» Information supplied:

■ ■ ■ ■ ■ ■ ■

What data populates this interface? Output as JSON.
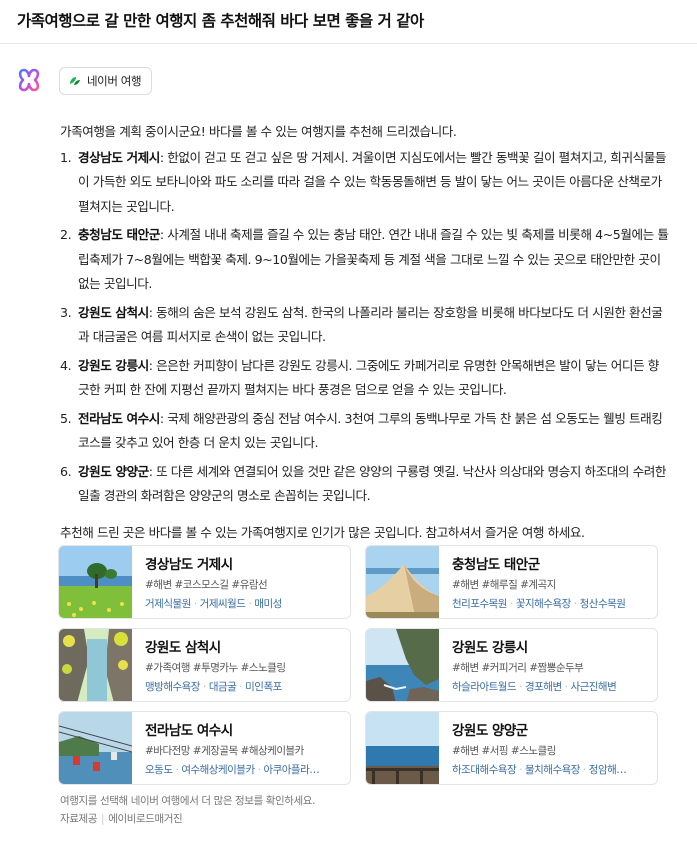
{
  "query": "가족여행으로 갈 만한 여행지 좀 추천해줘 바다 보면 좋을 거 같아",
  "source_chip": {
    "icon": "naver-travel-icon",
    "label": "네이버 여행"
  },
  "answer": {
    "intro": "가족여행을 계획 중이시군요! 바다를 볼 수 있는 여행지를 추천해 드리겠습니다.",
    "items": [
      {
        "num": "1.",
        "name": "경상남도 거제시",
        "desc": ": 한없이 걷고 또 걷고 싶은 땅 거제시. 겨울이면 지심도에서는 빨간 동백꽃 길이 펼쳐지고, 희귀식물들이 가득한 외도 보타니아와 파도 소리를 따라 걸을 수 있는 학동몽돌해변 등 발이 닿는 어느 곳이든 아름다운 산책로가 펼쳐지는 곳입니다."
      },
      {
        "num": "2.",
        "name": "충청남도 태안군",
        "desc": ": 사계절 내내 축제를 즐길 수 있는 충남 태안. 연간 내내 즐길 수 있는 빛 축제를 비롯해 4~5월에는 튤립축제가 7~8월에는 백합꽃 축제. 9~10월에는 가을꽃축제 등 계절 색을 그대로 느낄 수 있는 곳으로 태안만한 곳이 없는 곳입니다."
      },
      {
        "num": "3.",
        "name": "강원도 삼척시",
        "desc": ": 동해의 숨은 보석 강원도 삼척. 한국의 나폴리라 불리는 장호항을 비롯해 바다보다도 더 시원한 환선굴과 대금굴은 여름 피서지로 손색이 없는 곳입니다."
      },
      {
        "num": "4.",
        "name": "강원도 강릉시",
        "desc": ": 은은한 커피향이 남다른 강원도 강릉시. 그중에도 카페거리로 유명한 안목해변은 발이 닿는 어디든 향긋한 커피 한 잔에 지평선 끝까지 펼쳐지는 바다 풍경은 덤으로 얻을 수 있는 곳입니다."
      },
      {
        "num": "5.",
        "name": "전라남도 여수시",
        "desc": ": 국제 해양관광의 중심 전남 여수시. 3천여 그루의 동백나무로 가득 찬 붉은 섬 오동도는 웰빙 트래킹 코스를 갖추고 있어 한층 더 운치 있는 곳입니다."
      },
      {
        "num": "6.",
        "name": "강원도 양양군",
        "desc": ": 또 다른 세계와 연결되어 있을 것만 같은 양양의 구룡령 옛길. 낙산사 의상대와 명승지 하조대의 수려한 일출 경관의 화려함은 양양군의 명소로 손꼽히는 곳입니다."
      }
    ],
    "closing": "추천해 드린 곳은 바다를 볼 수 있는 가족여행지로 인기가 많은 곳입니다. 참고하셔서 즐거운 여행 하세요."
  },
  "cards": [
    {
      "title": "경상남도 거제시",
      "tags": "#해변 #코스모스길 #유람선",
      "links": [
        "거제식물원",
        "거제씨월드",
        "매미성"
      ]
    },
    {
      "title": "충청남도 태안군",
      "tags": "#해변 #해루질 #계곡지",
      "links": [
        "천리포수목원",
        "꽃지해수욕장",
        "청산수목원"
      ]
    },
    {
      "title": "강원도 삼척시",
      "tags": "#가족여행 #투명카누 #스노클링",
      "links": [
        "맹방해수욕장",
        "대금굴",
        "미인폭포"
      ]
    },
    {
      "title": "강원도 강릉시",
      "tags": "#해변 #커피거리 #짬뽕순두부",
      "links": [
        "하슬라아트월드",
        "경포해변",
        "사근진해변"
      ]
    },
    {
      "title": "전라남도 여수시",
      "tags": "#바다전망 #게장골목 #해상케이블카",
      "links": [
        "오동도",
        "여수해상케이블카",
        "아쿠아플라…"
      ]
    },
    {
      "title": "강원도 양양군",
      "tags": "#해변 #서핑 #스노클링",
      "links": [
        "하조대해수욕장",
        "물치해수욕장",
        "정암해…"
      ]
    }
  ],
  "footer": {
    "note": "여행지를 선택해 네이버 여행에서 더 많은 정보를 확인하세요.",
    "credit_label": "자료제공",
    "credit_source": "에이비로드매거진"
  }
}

■ ■ ■ ■ ■ ■ ■

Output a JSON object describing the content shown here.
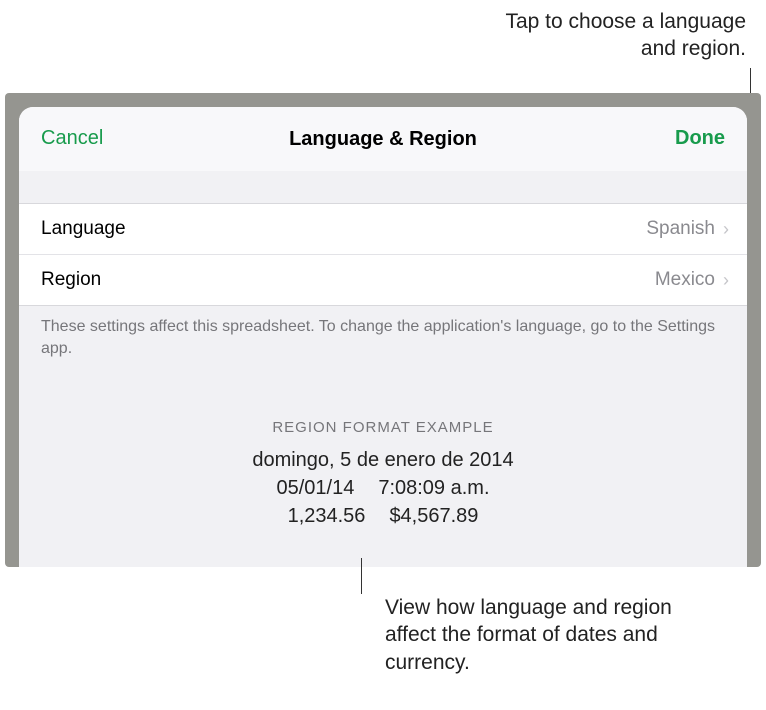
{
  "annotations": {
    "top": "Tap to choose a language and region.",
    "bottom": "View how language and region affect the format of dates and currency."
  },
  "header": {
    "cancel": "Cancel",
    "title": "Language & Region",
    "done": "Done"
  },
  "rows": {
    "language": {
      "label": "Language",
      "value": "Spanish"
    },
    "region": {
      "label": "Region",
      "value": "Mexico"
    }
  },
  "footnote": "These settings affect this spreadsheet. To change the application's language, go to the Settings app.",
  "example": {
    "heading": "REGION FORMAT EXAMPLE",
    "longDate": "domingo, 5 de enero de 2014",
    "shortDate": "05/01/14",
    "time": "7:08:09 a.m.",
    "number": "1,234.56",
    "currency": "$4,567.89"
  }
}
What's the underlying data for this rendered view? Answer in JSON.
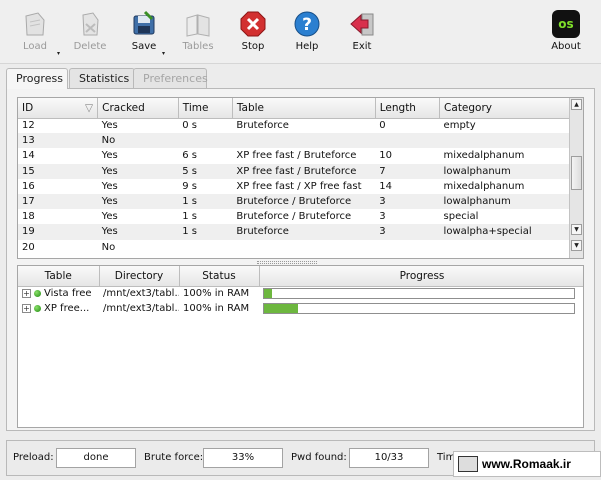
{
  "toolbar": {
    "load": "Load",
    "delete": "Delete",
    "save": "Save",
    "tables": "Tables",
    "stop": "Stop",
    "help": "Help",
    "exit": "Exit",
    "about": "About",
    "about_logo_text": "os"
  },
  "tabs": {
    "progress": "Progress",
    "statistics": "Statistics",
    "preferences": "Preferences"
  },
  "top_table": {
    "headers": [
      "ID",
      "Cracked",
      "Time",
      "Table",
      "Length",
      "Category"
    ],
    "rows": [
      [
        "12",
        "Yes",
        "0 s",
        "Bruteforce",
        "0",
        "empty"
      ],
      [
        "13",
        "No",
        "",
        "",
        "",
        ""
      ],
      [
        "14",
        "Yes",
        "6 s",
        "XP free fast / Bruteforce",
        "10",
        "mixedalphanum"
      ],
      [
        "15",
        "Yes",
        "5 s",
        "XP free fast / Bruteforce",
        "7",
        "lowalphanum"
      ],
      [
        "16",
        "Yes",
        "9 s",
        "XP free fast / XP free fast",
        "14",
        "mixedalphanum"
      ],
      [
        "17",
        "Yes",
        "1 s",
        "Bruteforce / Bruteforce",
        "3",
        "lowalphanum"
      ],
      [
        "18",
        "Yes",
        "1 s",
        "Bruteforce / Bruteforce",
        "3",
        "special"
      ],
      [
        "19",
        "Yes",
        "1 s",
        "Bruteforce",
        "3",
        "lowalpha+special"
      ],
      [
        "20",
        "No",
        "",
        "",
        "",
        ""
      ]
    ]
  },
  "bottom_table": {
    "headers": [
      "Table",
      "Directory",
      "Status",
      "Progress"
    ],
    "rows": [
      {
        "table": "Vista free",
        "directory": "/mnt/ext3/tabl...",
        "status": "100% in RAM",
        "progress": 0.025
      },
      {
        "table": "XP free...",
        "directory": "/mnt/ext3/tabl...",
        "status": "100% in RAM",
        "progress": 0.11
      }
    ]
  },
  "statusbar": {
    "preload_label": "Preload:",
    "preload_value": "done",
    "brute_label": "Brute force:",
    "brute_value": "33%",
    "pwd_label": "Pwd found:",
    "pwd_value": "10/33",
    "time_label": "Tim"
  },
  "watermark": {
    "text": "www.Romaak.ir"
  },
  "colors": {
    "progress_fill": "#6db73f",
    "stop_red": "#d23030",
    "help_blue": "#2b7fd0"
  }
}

■ ■ ■ ■ ■ ■ ■

» What needs to be done: Work out the number of lines above that include the string "title" and write only that number.

» Exercise result: 7